## Written task:
Copy each line in which the string "name" occurs.

_____

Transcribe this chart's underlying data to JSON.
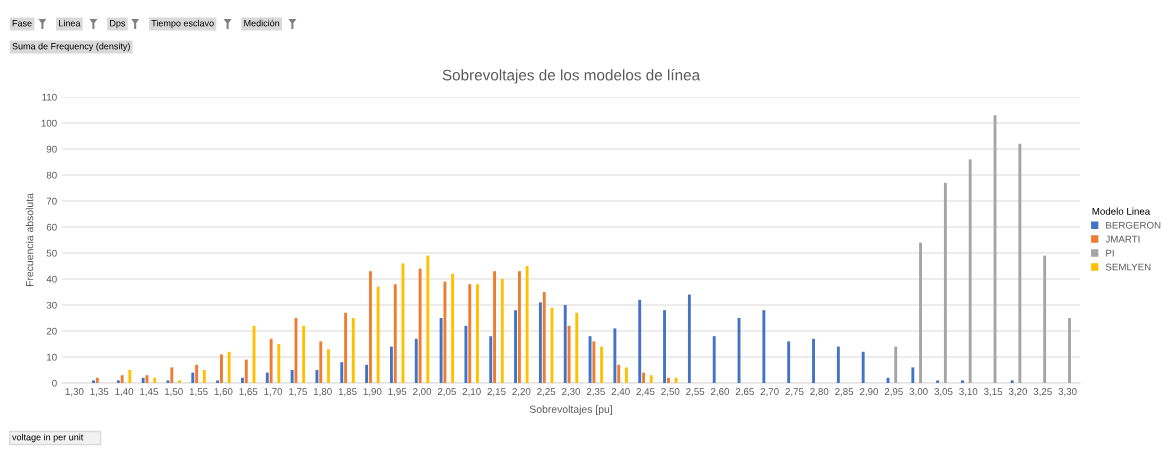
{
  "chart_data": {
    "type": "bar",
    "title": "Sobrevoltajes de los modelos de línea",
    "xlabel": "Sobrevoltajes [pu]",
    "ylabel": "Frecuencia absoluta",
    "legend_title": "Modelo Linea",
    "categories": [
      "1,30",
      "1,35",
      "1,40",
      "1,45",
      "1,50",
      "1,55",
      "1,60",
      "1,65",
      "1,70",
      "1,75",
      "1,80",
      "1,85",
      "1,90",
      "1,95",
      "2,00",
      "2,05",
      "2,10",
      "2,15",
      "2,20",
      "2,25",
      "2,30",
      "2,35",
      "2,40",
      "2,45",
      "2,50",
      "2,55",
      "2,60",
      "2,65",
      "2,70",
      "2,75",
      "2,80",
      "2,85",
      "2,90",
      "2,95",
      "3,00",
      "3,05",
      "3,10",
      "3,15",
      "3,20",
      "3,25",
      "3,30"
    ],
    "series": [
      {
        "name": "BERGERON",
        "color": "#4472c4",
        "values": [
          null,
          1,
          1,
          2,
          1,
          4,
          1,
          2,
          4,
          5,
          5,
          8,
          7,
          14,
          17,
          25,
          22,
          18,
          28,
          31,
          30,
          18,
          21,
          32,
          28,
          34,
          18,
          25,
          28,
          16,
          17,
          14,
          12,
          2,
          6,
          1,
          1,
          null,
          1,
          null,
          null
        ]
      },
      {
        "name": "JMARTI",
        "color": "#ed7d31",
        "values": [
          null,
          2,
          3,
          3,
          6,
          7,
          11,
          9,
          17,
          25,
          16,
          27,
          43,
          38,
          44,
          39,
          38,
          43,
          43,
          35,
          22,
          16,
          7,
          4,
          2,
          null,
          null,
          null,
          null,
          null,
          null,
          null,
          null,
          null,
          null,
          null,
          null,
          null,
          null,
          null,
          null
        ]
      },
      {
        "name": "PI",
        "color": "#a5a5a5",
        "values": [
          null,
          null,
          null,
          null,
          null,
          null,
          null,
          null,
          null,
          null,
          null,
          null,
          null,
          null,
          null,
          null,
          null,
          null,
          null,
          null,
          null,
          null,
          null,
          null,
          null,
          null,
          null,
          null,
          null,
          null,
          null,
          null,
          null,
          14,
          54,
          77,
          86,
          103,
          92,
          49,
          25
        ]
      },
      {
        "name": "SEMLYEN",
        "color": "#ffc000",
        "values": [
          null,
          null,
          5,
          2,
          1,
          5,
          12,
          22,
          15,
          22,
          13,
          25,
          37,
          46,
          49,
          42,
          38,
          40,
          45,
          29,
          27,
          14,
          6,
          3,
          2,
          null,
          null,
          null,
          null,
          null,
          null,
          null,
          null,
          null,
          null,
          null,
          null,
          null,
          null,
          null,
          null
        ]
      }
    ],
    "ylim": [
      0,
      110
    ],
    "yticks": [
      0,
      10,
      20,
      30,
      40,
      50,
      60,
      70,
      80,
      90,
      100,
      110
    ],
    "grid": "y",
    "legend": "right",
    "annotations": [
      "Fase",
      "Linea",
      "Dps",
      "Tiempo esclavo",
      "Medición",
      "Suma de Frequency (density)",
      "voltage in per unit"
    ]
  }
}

_____

## Exercise output:
        "name": "BERGERON",
        "name": "JMARTI",
        "name": "PI",
        "name": "SEMLYEN",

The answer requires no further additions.